- **To be done**:
Format every line of the listing below as a numbered list, leaving out blank lines and the pictures.

Stored entries
Begin

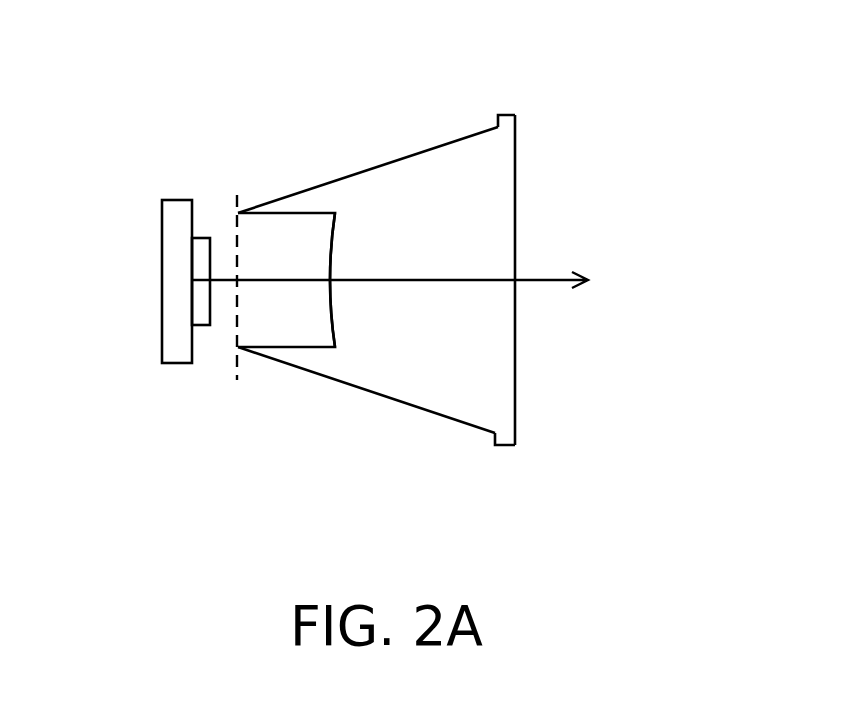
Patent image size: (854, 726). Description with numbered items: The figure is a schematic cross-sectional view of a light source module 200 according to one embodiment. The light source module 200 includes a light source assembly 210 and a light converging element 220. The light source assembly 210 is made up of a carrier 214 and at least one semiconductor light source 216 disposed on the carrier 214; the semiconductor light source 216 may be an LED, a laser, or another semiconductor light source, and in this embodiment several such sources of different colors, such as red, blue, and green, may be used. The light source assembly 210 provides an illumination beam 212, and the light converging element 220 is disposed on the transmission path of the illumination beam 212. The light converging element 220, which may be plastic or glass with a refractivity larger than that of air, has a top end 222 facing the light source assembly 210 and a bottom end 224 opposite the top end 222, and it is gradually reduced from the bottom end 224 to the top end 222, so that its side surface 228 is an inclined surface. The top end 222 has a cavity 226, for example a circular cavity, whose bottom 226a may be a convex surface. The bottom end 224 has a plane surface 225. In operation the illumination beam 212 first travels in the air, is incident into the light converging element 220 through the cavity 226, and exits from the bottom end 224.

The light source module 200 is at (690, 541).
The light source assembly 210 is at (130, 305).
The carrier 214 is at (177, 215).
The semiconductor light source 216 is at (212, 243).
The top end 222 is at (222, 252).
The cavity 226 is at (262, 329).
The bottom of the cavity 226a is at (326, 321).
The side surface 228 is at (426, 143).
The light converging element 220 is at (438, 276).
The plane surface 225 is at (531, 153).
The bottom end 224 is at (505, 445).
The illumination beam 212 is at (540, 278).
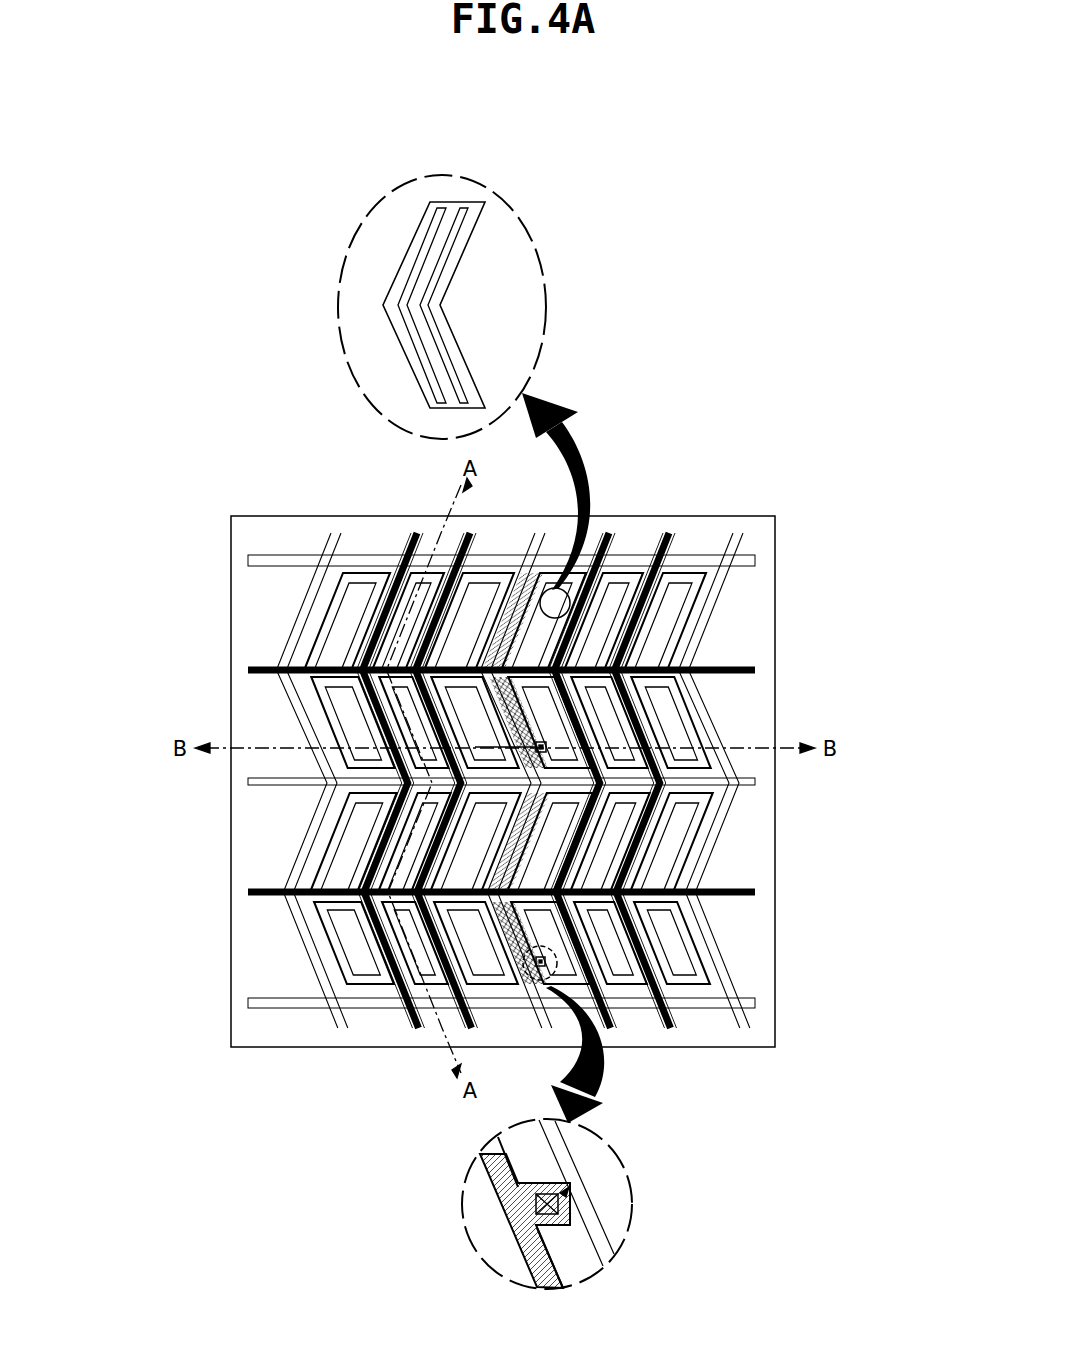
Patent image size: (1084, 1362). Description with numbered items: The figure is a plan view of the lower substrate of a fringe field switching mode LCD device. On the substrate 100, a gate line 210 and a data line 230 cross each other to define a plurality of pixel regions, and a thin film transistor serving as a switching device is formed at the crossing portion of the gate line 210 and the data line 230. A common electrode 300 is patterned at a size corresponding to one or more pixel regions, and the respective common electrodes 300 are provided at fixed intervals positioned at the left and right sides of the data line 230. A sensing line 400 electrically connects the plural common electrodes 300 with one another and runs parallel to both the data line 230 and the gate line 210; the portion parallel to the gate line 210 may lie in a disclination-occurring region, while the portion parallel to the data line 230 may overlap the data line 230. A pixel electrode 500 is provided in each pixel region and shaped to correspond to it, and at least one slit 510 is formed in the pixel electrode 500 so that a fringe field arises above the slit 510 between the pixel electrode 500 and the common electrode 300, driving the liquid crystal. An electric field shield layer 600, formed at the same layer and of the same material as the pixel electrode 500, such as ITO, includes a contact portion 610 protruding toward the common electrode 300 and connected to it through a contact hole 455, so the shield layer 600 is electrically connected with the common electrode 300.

End

- **Problem solution**:
1. Patent image size: (854, 726). Description with numbered items: The figure is a schematic cross-sectional view of a light source module 200 according to one embodiment. The light source module 200 includes a light source assembly 210 and a light converging element 220. The light source assembly 210 is made up of a carrier 214 and at least one semiconductor light source 216 disposed on the carrier 214; the semiconductor light source 216 may be an LED, a laser, or another semiconductor light source, and in this embodiment several such sources of different colors, such as red, blue, and green, may be used. The light source assembly 210 provides an illumination beam 212, and the light converging element 220 is disposed on the transmission path of the illumination beam 212. The light converging element 220, which may be plastic or glass with a refractivity larger than that of air, has a top end 222 facing the light source assembly 210 and a bottom end 224 opposite the top end 222, and it is gradually reduced from the bottom end 224 to the top end 222, so that its side surface 228 is an inclined surface. The top end 222 has a cavity 226, for example a circular cavity, whose bottom 226a may be a convex surface. The bottom end 224 has a plane surface 225. In operation the illumination beam 212 first travels in the air, is incident into the light converging element 220 through the cavity 226, and exits from the bottom end 224.
2. The light source module 200 is at (690, 541).
3. The light source assembly 210 is at (130, 305).
4. The carrier 214 is at (177, 215).
5. The semiconductor light source 216 is at (212, 243).
6. The top end 222 is at (222, 252).
7. The cavity 226 is at (262, 329).
8. The bottom of the cavity 226a is at (326, 321).
9. The side surface 228 is at (426, 143).
10. The light converging element 220 is at (438, 276).
11. The plane surface 225 is at (531, 153).
12. The bottom end 224 is at (505, 445).
13. The illumination beam 212 is at (540, 278).
14. Patent image size: (1084, 1362). Description with numbered items: The figure is a plan view of the lower substrate of a fringe field switching mode LCD device. On the substrate 100, a gate line 210 and a data line 230 cross each other to define a plurality of pixel regions, and a thin film transistor serving as a switching device is formed at the crossing portion of the gate line 210 and the data line 230. A common electrode 300 is patterned at a size corresponding to one or more pixel regions, and the respective common electrodes 300 are provided at fixed intervals positioned at the left and right sides of the data line 230. A sensing line 400 electrically connects the plural common electrodes 300 with one another and runs parallel to both the data line 230 and the gate line 210; the portion parallel to the gate line 210 may lie in a disclination-occurring region, while the portion parallel to the data line 230 may overlap the data line 230. A pixel electrode 500 is provided in each pixel region and shaped to correspond to it, and at least one slit 510 is formed in the pixel electrode 500 so that a fringe field arises above the slit 510 between the pixel electrode 500 and the common electrode 300, driving the liquid crystal. An electric field shield layer 600, formed at the same layer and of the same material as the pixel electrode 500, such as ITO, includes a contact portion 610 protruding toward the common electrode 300 and connected to it through a contact hole 455, so the shield layer 600 is electrically connected with the common electrode 300.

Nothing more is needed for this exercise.